• _How to complete this task_
Please copy out the lines in the entries that contain "vänster".

• _Study material_

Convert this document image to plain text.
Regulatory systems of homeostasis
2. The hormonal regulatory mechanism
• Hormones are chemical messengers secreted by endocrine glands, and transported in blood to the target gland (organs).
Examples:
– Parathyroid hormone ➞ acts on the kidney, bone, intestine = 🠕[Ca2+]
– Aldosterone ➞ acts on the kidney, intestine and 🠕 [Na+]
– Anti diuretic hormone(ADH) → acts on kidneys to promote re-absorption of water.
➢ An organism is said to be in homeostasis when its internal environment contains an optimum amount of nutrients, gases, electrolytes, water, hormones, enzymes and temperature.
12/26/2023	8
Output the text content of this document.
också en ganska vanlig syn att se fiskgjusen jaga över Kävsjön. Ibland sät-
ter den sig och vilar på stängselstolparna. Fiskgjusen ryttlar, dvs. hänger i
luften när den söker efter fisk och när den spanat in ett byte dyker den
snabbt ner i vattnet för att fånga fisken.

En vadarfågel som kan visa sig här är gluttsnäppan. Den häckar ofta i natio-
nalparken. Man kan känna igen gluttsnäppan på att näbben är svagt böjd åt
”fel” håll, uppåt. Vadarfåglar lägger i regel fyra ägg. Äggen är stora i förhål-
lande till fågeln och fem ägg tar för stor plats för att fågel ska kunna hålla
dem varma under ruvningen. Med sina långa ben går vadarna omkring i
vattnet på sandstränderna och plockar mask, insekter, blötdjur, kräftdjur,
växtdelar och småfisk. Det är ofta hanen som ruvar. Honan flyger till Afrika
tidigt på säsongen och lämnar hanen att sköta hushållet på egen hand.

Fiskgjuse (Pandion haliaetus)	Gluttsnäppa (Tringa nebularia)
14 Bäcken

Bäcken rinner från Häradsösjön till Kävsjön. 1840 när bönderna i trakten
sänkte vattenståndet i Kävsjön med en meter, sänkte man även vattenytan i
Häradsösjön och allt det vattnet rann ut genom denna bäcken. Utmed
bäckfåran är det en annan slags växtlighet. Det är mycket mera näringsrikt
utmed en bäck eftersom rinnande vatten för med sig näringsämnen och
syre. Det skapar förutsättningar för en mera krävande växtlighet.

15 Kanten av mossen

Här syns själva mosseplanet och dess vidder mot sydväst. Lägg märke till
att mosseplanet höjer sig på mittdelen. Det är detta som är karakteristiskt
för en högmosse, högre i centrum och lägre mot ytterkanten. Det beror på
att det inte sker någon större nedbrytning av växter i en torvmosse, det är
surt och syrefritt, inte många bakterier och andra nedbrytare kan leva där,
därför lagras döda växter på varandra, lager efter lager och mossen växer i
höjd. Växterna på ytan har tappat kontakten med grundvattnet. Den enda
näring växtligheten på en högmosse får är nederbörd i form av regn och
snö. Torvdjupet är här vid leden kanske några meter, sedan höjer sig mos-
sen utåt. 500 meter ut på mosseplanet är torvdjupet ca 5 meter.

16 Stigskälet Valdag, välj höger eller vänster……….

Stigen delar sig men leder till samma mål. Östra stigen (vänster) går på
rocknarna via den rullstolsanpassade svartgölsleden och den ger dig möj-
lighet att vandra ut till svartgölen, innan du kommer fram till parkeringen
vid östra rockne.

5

• _The completed task_
16 Stigskälet Valdag, välj höger eller vänster……….
Stigen delar sig men leder till samma mål. Östra stigen (vänster) går på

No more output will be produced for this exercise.